### WHAT THE EXERCISE ASKS:
Give the number of lines that contain the string "privada", please, and nothing else.

** Start of LISTED RECORDS **

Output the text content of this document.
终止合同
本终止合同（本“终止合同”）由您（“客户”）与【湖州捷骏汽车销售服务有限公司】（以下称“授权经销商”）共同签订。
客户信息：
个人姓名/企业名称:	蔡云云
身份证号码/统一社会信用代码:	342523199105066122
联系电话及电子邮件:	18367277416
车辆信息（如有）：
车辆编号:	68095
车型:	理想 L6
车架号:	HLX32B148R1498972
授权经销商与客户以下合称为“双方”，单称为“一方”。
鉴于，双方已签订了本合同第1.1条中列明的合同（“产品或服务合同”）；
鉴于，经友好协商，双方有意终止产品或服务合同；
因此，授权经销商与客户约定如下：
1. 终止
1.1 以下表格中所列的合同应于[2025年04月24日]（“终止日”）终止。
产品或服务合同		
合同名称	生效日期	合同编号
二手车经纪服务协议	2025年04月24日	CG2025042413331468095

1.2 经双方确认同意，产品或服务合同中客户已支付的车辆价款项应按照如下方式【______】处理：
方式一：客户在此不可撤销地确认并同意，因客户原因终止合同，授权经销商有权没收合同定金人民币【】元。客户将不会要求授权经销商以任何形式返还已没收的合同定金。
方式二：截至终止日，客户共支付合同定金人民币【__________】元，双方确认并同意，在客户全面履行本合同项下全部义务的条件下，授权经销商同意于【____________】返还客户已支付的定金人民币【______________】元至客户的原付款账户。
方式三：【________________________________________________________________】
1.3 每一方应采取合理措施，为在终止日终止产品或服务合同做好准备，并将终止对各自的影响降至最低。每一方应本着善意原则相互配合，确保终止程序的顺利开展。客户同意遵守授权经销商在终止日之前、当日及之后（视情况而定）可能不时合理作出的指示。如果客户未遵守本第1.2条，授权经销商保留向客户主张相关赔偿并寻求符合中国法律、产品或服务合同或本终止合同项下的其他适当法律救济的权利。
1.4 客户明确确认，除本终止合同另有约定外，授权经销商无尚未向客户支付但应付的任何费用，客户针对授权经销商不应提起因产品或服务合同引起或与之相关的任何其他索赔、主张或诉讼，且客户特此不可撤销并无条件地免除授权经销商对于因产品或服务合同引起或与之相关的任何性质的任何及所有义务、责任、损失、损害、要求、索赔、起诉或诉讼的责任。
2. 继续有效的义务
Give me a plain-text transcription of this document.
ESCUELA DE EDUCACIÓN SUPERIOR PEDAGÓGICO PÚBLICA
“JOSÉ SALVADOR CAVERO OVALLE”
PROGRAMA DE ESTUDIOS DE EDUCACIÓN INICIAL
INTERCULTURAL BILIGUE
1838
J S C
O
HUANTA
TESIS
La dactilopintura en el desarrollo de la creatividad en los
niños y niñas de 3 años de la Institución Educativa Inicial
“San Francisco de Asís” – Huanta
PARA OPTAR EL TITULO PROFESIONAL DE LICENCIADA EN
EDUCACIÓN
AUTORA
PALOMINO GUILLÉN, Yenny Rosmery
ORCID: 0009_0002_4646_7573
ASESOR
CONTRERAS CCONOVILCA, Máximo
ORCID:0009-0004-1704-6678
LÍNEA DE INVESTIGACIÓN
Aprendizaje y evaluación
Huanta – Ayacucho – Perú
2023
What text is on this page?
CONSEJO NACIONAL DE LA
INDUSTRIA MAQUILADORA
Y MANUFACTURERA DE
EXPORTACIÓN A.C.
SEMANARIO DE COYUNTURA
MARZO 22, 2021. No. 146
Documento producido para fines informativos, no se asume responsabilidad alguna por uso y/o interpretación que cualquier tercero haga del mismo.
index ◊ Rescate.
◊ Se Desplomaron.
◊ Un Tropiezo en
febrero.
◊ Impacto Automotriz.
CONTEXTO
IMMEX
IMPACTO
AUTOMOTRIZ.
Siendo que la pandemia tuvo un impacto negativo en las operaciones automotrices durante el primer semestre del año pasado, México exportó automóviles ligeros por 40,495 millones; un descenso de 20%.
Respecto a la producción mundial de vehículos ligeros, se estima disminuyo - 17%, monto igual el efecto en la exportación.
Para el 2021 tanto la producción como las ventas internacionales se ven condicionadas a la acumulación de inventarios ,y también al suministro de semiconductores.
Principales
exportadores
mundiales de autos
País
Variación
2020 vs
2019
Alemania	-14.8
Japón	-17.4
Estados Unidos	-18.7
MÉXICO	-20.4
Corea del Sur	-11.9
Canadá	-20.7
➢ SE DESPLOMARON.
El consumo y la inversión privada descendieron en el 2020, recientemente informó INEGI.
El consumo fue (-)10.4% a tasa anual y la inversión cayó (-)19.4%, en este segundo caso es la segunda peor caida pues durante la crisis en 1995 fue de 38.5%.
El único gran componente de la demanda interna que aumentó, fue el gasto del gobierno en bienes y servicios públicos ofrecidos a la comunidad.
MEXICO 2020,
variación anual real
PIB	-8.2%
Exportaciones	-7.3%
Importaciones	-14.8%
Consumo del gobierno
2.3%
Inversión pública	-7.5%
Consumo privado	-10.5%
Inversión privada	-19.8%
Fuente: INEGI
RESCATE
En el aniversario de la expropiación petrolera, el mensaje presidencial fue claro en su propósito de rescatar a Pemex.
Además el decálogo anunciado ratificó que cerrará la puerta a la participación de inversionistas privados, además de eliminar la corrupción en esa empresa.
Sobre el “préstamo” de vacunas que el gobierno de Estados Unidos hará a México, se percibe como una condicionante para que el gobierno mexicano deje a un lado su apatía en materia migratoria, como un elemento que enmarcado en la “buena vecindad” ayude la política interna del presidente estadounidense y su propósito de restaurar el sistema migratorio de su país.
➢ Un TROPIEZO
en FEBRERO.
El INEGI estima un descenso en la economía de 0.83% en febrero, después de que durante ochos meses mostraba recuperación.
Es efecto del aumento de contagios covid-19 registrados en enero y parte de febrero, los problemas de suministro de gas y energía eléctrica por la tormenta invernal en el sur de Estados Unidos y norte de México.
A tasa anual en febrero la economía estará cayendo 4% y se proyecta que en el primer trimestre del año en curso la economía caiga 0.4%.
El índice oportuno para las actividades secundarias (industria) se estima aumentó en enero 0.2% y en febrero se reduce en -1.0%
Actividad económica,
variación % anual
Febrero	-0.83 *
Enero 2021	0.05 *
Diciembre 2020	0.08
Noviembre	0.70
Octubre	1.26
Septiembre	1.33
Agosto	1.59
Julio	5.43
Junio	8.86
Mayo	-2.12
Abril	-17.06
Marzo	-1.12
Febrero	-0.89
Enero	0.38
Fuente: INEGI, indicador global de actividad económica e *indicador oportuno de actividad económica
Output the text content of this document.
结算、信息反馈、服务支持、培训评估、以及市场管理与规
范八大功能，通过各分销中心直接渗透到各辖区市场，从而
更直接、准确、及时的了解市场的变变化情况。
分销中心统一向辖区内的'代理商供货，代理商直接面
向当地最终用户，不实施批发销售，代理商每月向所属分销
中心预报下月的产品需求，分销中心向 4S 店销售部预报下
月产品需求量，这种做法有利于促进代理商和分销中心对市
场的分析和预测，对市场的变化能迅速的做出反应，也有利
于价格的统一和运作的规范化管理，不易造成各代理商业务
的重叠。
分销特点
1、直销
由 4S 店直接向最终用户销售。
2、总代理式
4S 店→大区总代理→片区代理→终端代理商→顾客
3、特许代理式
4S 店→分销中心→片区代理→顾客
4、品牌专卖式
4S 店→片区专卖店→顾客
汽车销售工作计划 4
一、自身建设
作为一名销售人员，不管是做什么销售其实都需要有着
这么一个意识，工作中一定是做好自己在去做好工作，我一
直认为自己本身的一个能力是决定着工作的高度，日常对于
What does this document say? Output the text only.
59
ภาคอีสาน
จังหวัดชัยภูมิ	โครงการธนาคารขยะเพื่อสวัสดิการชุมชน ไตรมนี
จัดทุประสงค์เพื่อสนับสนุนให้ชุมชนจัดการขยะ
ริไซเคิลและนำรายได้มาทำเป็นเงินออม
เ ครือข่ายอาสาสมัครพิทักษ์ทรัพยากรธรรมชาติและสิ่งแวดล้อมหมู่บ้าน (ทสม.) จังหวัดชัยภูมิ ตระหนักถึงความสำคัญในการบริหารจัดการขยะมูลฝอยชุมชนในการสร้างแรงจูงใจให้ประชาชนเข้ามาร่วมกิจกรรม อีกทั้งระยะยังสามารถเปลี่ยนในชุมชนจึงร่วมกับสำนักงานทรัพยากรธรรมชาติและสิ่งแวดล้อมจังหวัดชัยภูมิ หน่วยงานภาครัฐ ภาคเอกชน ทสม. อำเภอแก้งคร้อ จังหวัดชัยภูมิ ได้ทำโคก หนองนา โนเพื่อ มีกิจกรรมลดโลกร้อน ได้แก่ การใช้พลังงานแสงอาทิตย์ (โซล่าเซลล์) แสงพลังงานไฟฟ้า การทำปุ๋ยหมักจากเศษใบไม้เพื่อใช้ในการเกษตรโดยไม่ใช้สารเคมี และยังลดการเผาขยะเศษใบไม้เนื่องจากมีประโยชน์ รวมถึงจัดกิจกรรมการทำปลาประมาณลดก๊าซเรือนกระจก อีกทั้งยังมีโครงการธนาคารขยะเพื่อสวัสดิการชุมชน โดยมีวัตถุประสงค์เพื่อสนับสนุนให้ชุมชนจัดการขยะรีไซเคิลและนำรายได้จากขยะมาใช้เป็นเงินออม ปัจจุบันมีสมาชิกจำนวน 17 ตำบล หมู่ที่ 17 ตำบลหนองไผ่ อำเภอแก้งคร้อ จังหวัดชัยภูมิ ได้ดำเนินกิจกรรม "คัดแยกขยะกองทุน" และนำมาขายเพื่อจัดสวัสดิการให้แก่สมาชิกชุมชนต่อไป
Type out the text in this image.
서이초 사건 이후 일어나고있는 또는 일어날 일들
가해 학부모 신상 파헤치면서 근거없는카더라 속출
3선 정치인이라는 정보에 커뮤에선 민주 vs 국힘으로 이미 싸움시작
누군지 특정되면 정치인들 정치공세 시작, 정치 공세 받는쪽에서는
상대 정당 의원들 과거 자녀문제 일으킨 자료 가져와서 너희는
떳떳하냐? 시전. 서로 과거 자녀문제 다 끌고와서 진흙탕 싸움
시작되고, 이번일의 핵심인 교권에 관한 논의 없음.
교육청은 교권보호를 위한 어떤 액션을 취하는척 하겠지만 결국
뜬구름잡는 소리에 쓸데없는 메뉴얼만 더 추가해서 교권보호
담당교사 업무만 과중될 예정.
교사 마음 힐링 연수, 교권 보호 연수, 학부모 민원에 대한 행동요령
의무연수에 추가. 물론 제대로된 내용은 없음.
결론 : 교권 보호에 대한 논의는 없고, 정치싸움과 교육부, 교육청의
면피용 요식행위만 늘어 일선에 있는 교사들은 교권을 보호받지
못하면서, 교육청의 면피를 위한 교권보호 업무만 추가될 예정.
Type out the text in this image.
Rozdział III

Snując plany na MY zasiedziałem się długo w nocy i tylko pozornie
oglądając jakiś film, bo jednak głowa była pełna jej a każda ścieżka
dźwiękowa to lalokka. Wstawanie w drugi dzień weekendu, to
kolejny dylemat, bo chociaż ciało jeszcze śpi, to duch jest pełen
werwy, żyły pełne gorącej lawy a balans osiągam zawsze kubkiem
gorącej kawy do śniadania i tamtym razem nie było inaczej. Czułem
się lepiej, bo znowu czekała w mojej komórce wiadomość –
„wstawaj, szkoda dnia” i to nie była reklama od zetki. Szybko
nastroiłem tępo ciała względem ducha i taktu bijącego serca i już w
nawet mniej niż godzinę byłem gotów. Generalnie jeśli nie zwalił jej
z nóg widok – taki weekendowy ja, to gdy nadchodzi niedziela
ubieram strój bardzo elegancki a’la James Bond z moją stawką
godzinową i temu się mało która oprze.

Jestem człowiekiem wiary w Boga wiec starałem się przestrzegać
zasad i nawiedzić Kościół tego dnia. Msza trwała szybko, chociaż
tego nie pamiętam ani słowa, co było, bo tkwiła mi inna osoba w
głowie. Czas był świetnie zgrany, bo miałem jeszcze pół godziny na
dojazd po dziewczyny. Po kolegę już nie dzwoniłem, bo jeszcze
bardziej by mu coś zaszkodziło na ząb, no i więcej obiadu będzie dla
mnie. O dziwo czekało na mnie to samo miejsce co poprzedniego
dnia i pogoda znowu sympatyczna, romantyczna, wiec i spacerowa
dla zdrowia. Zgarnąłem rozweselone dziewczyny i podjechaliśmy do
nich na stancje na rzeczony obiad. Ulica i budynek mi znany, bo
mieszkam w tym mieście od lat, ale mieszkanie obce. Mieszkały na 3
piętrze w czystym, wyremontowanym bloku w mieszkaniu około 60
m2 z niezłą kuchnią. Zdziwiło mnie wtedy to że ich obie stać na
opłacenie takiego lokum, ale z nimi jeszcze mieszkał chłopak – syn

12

** End of LISTED RECORDS **

### COMPLETED TASK:
2